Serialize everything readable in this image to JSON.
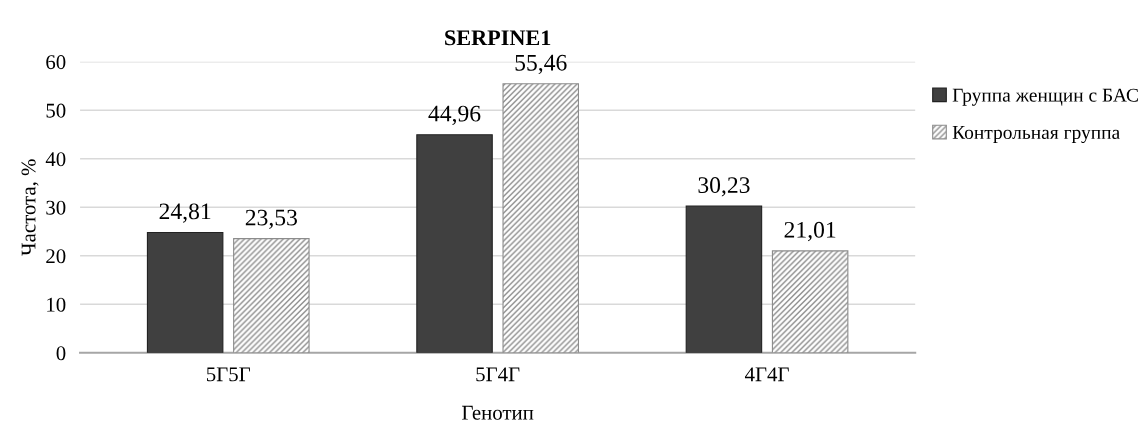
{
  "chart_data": {
    "type": "bar",
    "title": "SERPINE1",
    "xlabel": "Генотип",
    "ylabel": "Частота, %",
    "categories": [
      "5Г5Г",
      "5Г4Г",
      "4Г4Г"
    ],
    "series": [
      {
        "name": "Группа женщин с БАС",
        "color": "#404040",
        "values": [
          24.81,
          44.96,
          30.23
        ],
        "value_labels": [
          "24,81",
          "44,96",
          "30,23"
        ]
      },
      {
        "name": "Контрольная группа",
        "color": "#8c8c8c",
        "values": [
          23.53,
          55.46,
          21.01
        ],
        "value_labels": [
          "23,53",
          "55,46",
          "21,01"
        ]
      }
    ],
    "ylim": [
      0,
      60
    ],
    "yticks": [
      0,
      10,
      20,
      30,
      40,
      50,
      60
    ],
    "grid": "y",
    "legend": "top right"
  }
}
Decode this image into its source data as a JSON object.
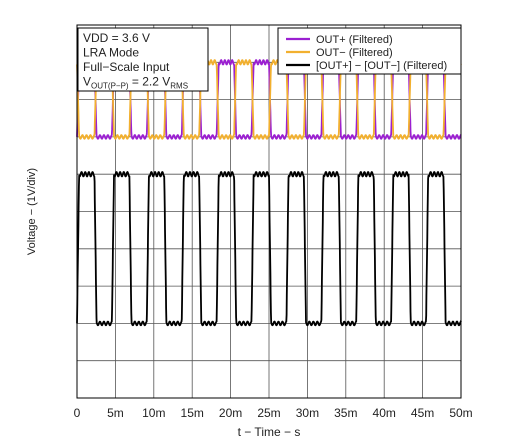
{
  "chart_data": {
    "type": "line",
    "title": "",
    "xlabel": "t − Time − s",
    "ylabel": "Voltage − (1V/div)",
    "x_ticks": [
      "0",
      "5m",
      "10m",
      "15m",
      "20m",
      "25m",
      "30m",
      "35m",
      "40m",
      "45m",
      "50m"
    ],
    "xlim": [
      0,
      0.05
    ],
    "ylim": [
      -5,
      5
    ],
    "y_unit": "1V/div",
    "grid": true,
    "legend_position": "top-right",
    "conditions": {
      "line1": "VDD = 3.6 V",
      "line2": "LRA Mode",
      "line3": "Full−Scale Input",
      "line4_main": "V",
      "line4_sub": "OUT(P−P)",
      "line4_mid": " = 2.2 V",
      "line4_sub2": "RMS"
    },
    "waveform": {
      "period_s": 0.004545,
      "cycles": 11,
      "duty": 0.5
    },
    "series": [
      {
        "name": "OUT+ (Filtered)",
        "color": "#9b1fd1",
        "high_v": 4.0,
        "low_v": 2.0,
        "phase": 0.0
      },
      {
        "name": "OUT− (Filtered)",
        "color": "#f2b02f",
        "high_v": 4.0,
        "low_v": 2.0,
        "phase": 0.5
      },
      {
        "name": "[OUT+] − [OUT−] (Filtered)",
        "color": "#000000",
        "high_v": 1.0,
        "low_v": -3.0,
        "phase": 0.0
      }
    ]
  }
}
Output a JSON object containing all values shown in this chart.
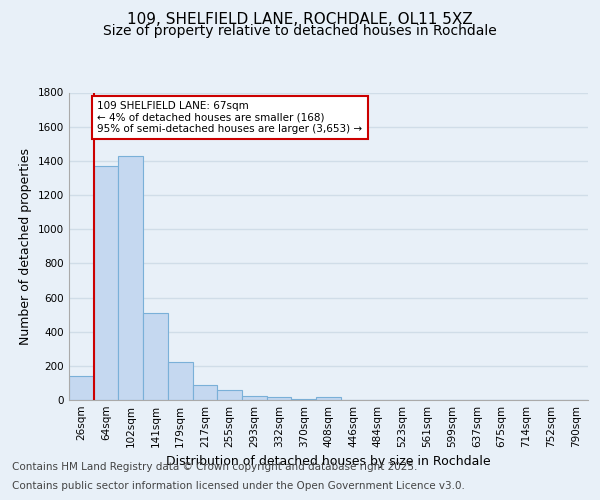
{
  "title": "109, SHELFIELD LANE, ROCHDALE, OL11 5XZ",
  "subtitle": "Size of property relative to detached houses in Rochdale",
  "xlabel": "Distribution of detached houses by size in Rochdale",
  "ylabel": "Number of detached properties",
  "categories": [
    "26sqm",
    "64sqm",
    "102sqm",
    "141sqm",
    "179sqm",
    "217sqm",
    "255sqm",
    "293sqm",
    "332sqm",
    "370sqm",
    "408sqm",
    "446sqm",
    "484sqm",
    "523sqm",
    "561sqm",
    "599sqm",
    "637sqm",
    "675sqm",
    "714sqm",
    "752sqm",
    "790sqm"
  ],
  "values": [
    140,
    1370,
    1430,
    510,
    225,
    90,
    60,
    25,
    15,
    5,
    15,
    0,
    0,
    0,
    0,
    0,
    0,
    0,
    0,
    0,
    0
  ],
  "bar_color": "#c5d8f0",
  "bar_edge_color": "#7ab0d8",
  "red_line_x": 0.5,
  "highlight_color": "#cc0000",
  "annotation_text": "109 SHELFIELD LANE: 67sqm\n← 4% of detached houses are smaller (168)\n95% of semi-detached houses are larger (3,653) →",
  "annotation_box_color": "#ffffff",
  "annotation_box_edge": "#cc0000",
  "ylim": [
    0,
    1800
  ],
  "yticks": [
    0,
    200,
    400,
    600,
    800,
    1000,
    1200,
    1400,
    1600,
    1800
  ],
  "background_color": "#e8f0f8",
  "grid_color": "#d0dde8",
  "footer_line1": "Contains HM Land Registry data © Crown copyright and database right 2025.",
  "footer_line2": "Contains public sector information licensed under the Open Government Licence v3.0.",
  "title_fontsize": 11,
  "subtitle_fontsize": 10,
  "tick_fontsize": 7.5,
  "ylabel_fontsize": 9,
  "xlabel_fontsize": 9,
  "footer_fontsize": 7.5
}
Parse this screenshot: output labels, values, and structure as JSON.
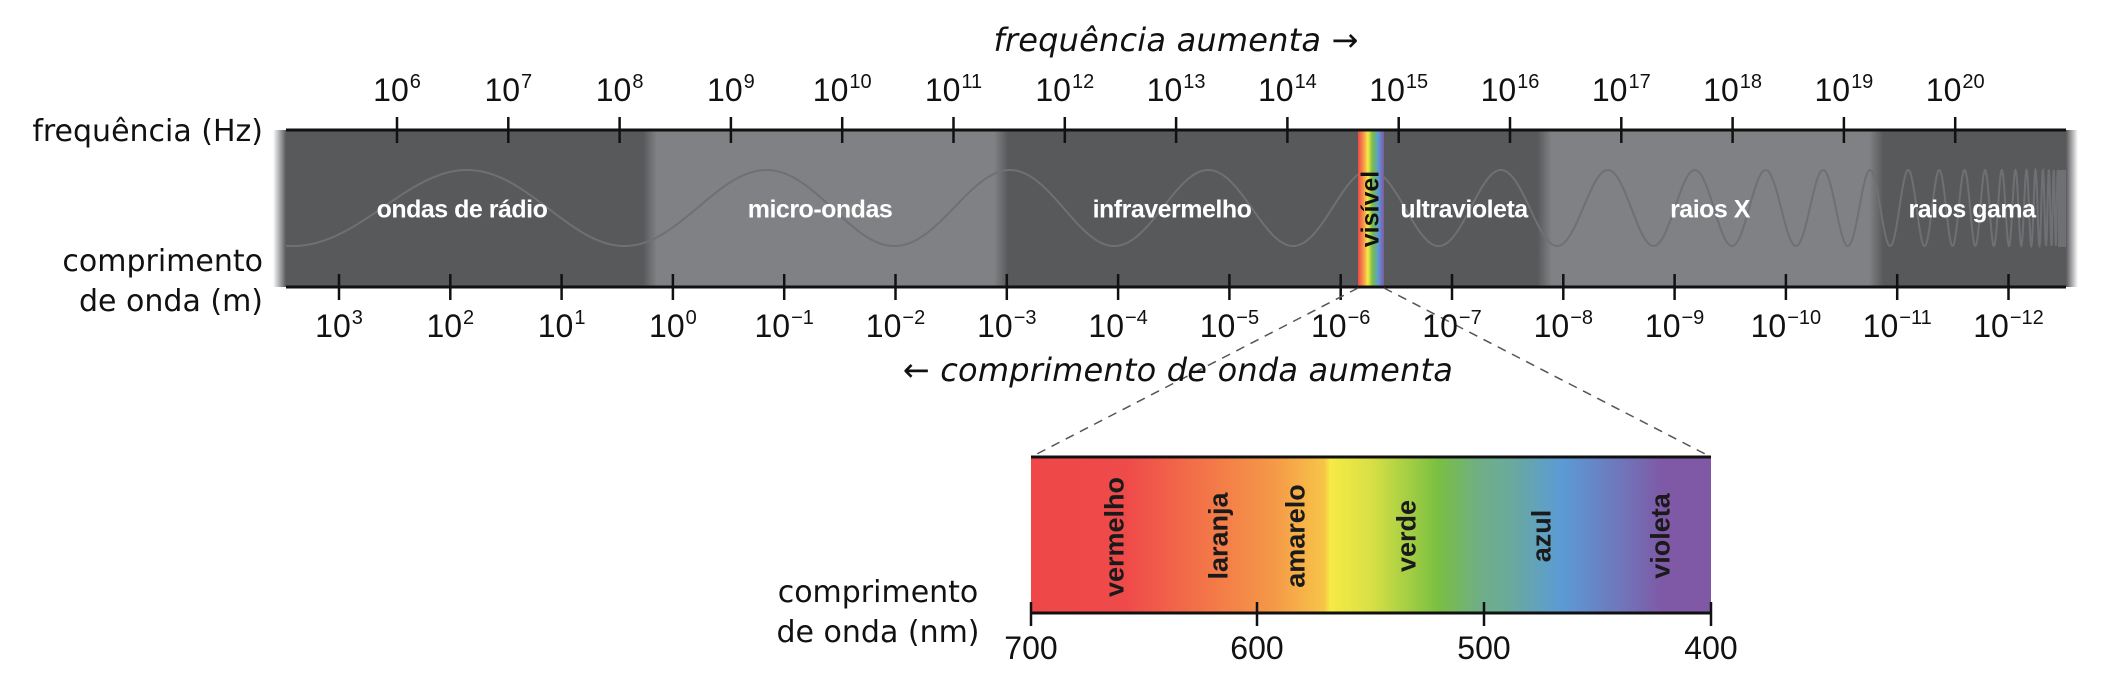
{
  "diagram": {
    "title_frequency": "frequência aumenta →",
    "title_wavelength": "← comprimento de onda aumenta",
    "label_frequency_axis": "frequência (Hz)",
    "label_wavelength_axis_line1": "comprimento",
    "label_wavelength_axis_line2": "de onda (m)",
    "frequency_ticks": [
      {
        "base": "10",
        "exp": "6"
      },
      {
        "base": "10",
        "exp": "7"
      },
      {
        "base": "10",
        "exp": "8"
      },
      {
        "base": "10",
        "exp": "9"
      },
      {
        "base": "10",
        "exp": "10"
      },
      {
        "base": "10",
        "exp": "11"
      },
      {
        "base": "10",
        "exp": "12"
      },
      {
        "base": "10",
        "exp": "13"
      },
      {
        "base": "10",
        "exp": "14"
      },
      {
        "base": "10",
        "exp": "15"
      },
      {
        "base": "10",
        "exp": "16"
      },
      {
        "base": "10",
        "exp": "17"
      },
      {
        "base": "10",
        "exp": "18"
      },
      {
        "base": "10",
        "exp": "19"
      },
      {
        "base": "10",
        "exp": "20"
      }
    ],
    "wavelength_ticks": [
      {
        "base": "10",
        "exp": "3"
      },
      {
        "base": "10",
        "exp": "2"
      },
      {
        "base": "10",
        "exp": "1"
      },
      {
        "base": "10",
        "exp": "0"
      },
      {
        "base": "10",
        "exp": "−1"
      },
      {
        "base": "10",
        "exp": "−2"
      },
      {
        "base": "10",
        "exp": "−3"
      },
      {
        "base": "10",
        "exp": "−4"
      },
      {
        "base": "10",
        "exp": "−5"
      },
      {
        "base": "10",
        "exp": "−6"
      },
      {
        "base": "10",
        "exp": "−7"
      },
      {
        "base": "10",
        "exp": "−8"
      },
      {
        "base": "10",
        "exp": "−9"
      },
      {
        "base": "10",
        "exp": "−10"
      },
      {
        "base": "10",
        "exp": "−11"
      },
      {
        "base": "10",
        "exp": "−12"
      }
    ],
    "regions": [
      {
        "label": "ondas de rádio",
        "shade": "dark"
      },
      {
        "label": "micro-ondas",
        "shade": "light"
      },
      {
        "label": "infravermelho",
        "shade": "dark"
      },
      {
        "label": "visível",
        "shade": "rainbow"
      },
      {
        "label": "ultravioleta",
        "shade": "dark"
      },
      {
        "label": "raios X",
        "shade": "light"
      },
      {
        "label": "raios gama",
        "shade": "dark"
      }
    ],
    "visible_spectrum": {
      "axis_label_line1": "comprimento",
      "axis_label_line2": "de onda (nm)",
      "ticks": [
        "700",
        "600",
        "500",
        "400"
      ],
      "colors": [
        {
          "label": "vermelho"
        },
        {
          "label": "laranja"
        },
        {
          "label": "amarelo"
        },
        {
          "label": "verde"
        },
        {
          "label": "azul"
        },
        {
          "label": "violeta"
        }
      ]
    },
    "palette": {
      "dark_band": "#58595b",
      "light_band": "#808184",
      "wave": "#6f7073",
      "red": "#ef4747",
      "orange": "#f59a48",
      "yellow": "#f7ea45",
      "green": "#79bf43",
      "teal": "#6aab99",
      "blue": "#5b9bd5",
      "violet": "#7f58a6"
    }
  }
}
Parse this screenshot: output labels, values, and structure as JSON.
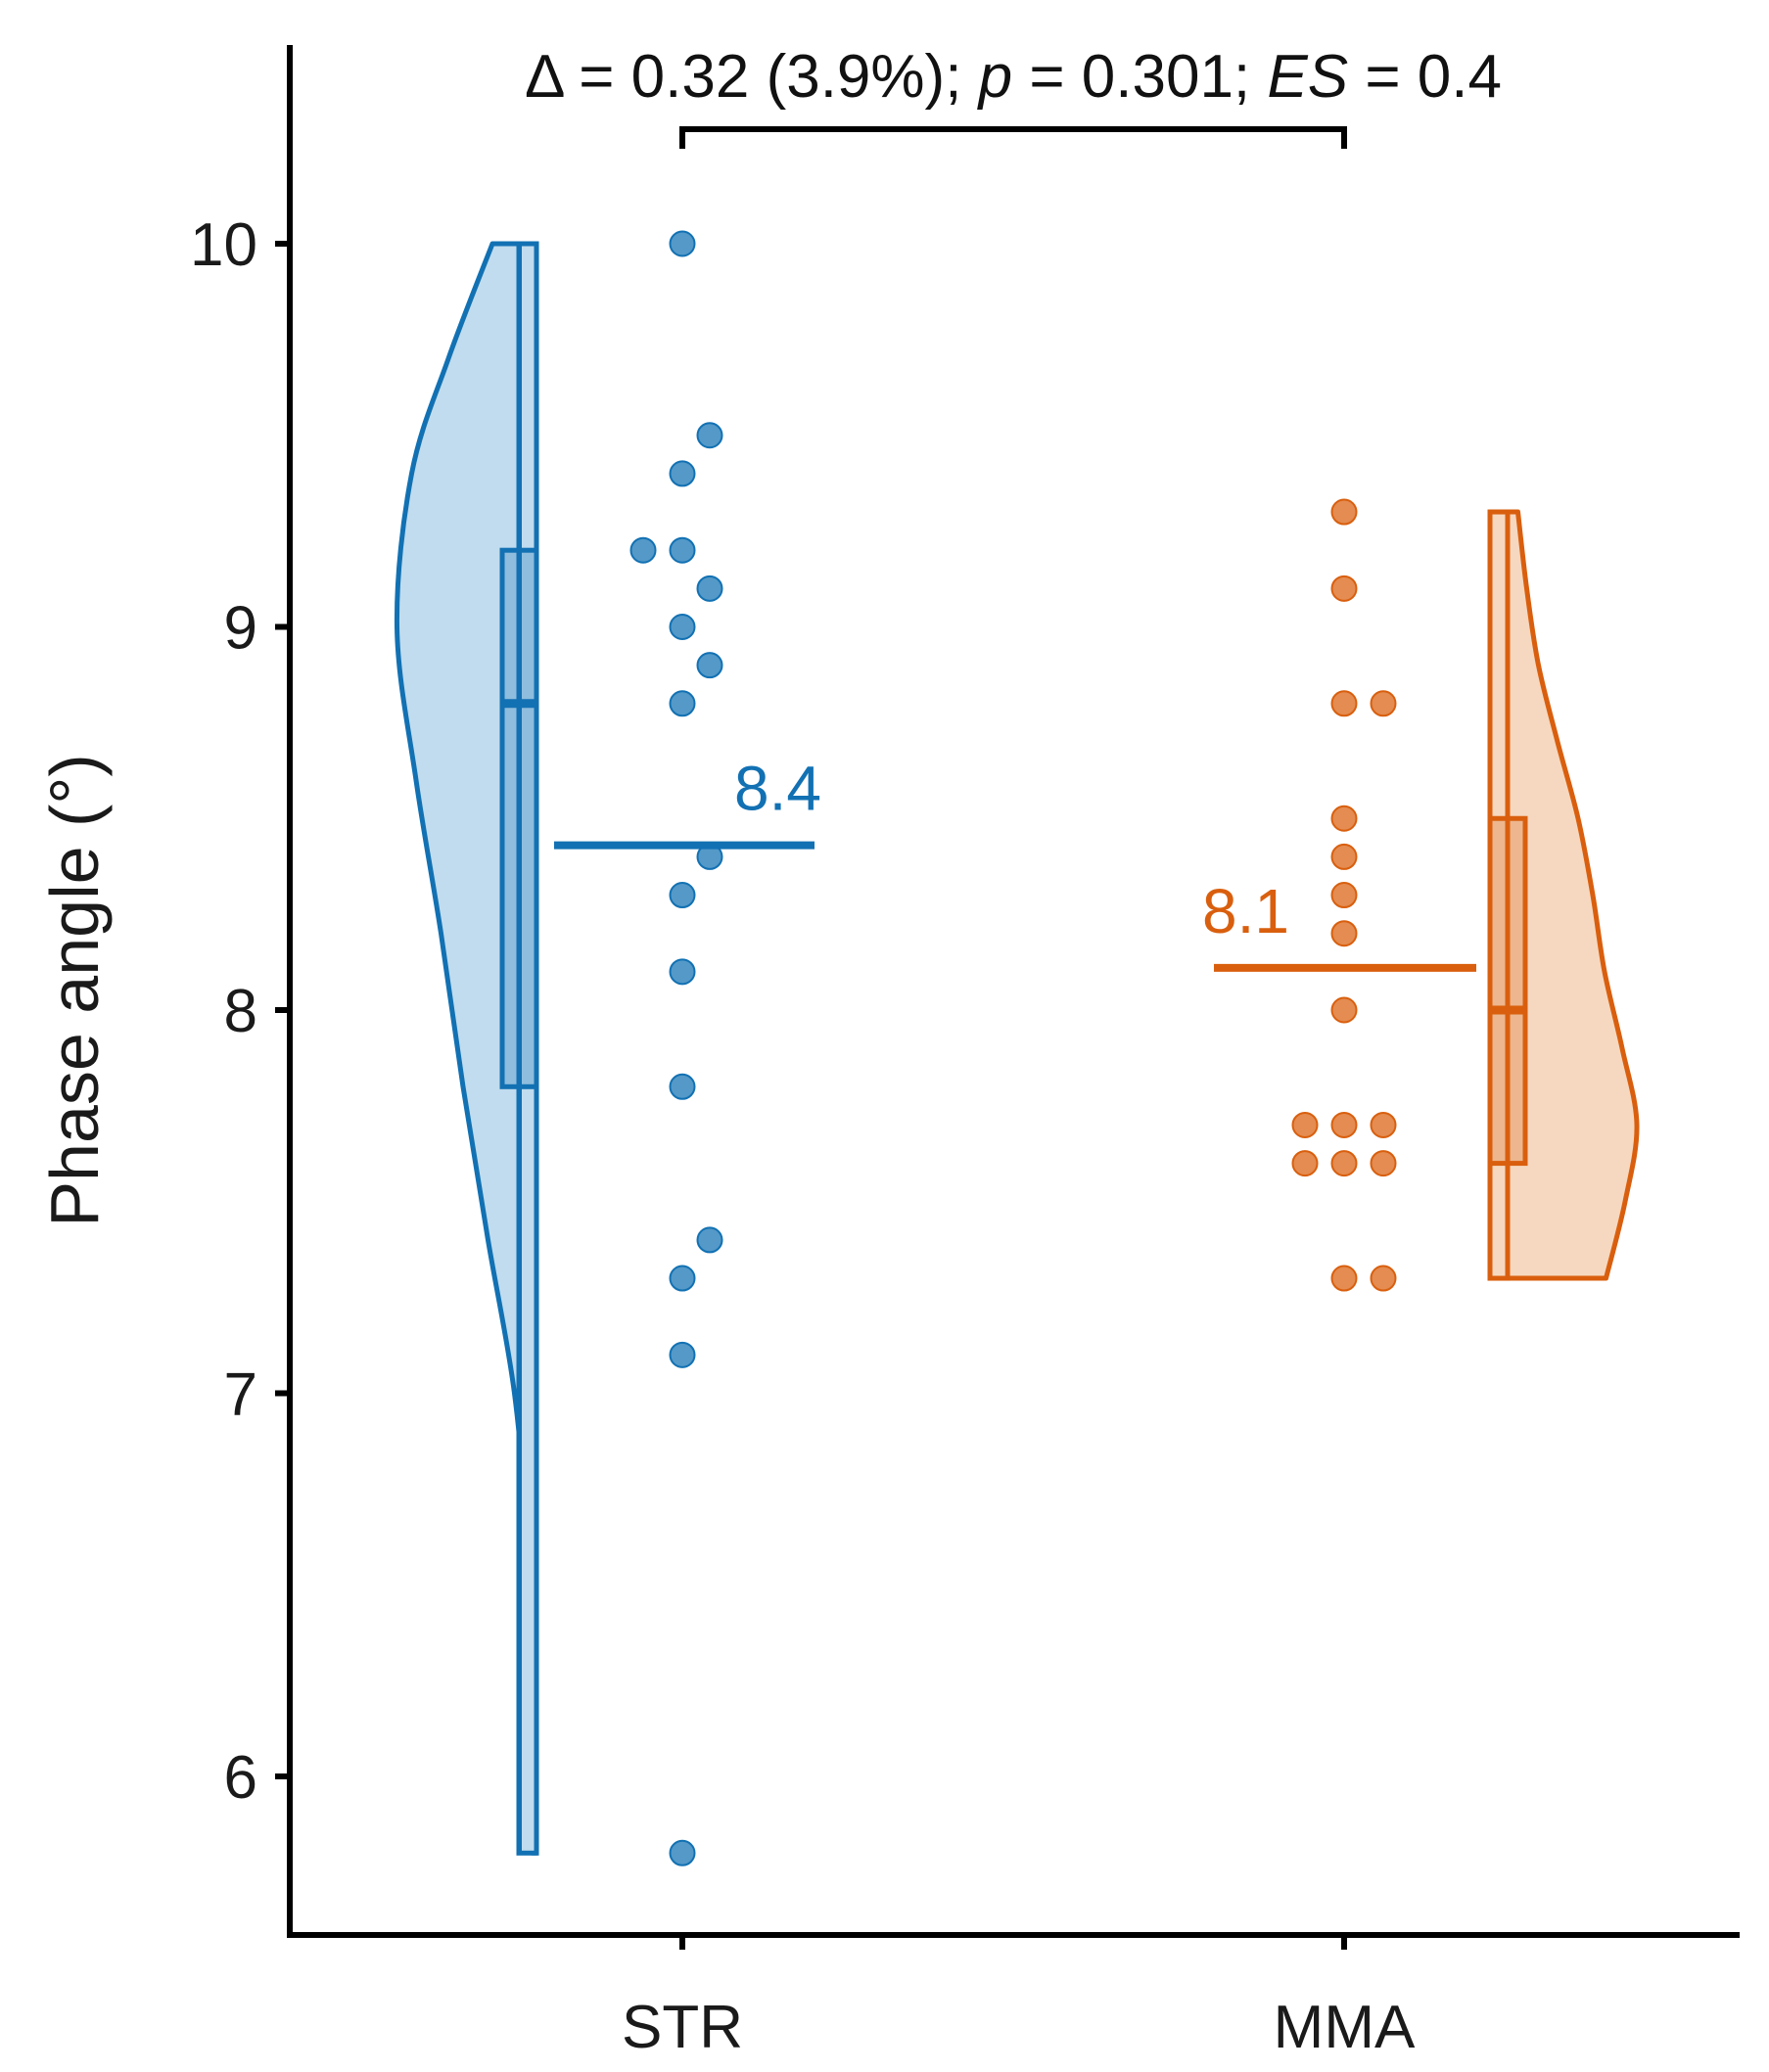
{
  "chart_data": {
    "type": "raincloud",
    "ylabel": "Phase angle (°)",
    "xlabel": "",
    "ylim": [
      5.55,
      10.5
    ],
    "yticks": [
      6,
      7,
      8,
      9,
      10
    ],
    "categories": [
      "STR",
      "MMA"
    ],
    "comparison": {
      "delta_text": "Δ = 0.32 (3.9%); ",
      "p_symbol": "p",
      "p_text": " = 0.301; ",
      "es_symbol": "ES",
      "es_text": " = 0.4"
    },
    "series": [
      {
        "name": "STR",
        "color": "#1271b3",
        "fill": "#c0dcee",
        "mean": 8.43,
        "mean_label": "8.4",
        "box": {
          "min": 5.8,
          "q1": 7.8,
          "median": 8.8,
          "q3": 9.2,
          "max": 10.0
        },
        "points": [
          10.0,
          9.5,
          9.4,
          9.2,
          9.2,
          9.1,
          9.0,
          8.9,
          8.8,
          8.4,
          8.3,
          8.1,
          7.8,
          7.4,
          7.3,
          7.1,
          5.8
        ],
        "density": [
          [
            5.8,
            0.03
          ],
          [
            6.2,
            0.03
          ],
          [
            6.6,
            0.06
          ],
          [
            7.0,
            0.15
          ],
          [
            7.4,
            0.33
          ],
          [
            7.8,
            0.5
          ],
          [
            8.2,
            0.65
          ],
          [
            8.6,
            0.82
          ],
          [
            9.0,
            0.95
          ],
          [
            9.4,
            0.85
          ],
          [
            9.7,
            0.6
          ],
          [
            10.0,
            0.3
          ]
        ]
      },
      {
        "name": "MMA",
        "color": "#d95f0e",
        "fill": "#f6d8c0",
        "mean": 8.11,
        "mean_label": "8.1",
        "box": {
          "min": 7.3,
          "q1": 7.6,
          "median": 8.0,
          "q3": 8.5,
          "max": 9.3
        },
        "points": [
          9.3,
          9.1,
          8.8,
          8.8,
          8.5,
          8.4,
          8.3,
          8.2,
          8.0,
          7.7,
          7.7,
          7.7,
          7.6,
          7.6,
          7.6,
          7.3,
          7.3
        ],
        "density": [
          [
            7.3,
            0.79
          ],
          [
            7.5,
            0.92
          ],
          [
            7.7,
            1.0
          ],
          [
            7.9,
            0.9
          ],
          [
            8.1,
            0.78
          ],
          [
            8.3,
            0.7
          ],
          [
            8.5,
            0.6
          ],
          [
            8.7,
            0.46
          ],
          [
            8.9,
            0.33
          ],
          [
            9.1,
            0.25
          ],
          [
            9.3,
            0.19
          ]
        ]
      }
    ]
  }
}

++++++++

-- What is asked --
From the listing above, collect each line in which the string "Filtered" appears.

-- Solution for this exercise --
        "name": "OUT+ (Filtered)",
        "name": "OUT− (Filtered)",
        "name": "[OUT+] − [OUT−] (Filtered)",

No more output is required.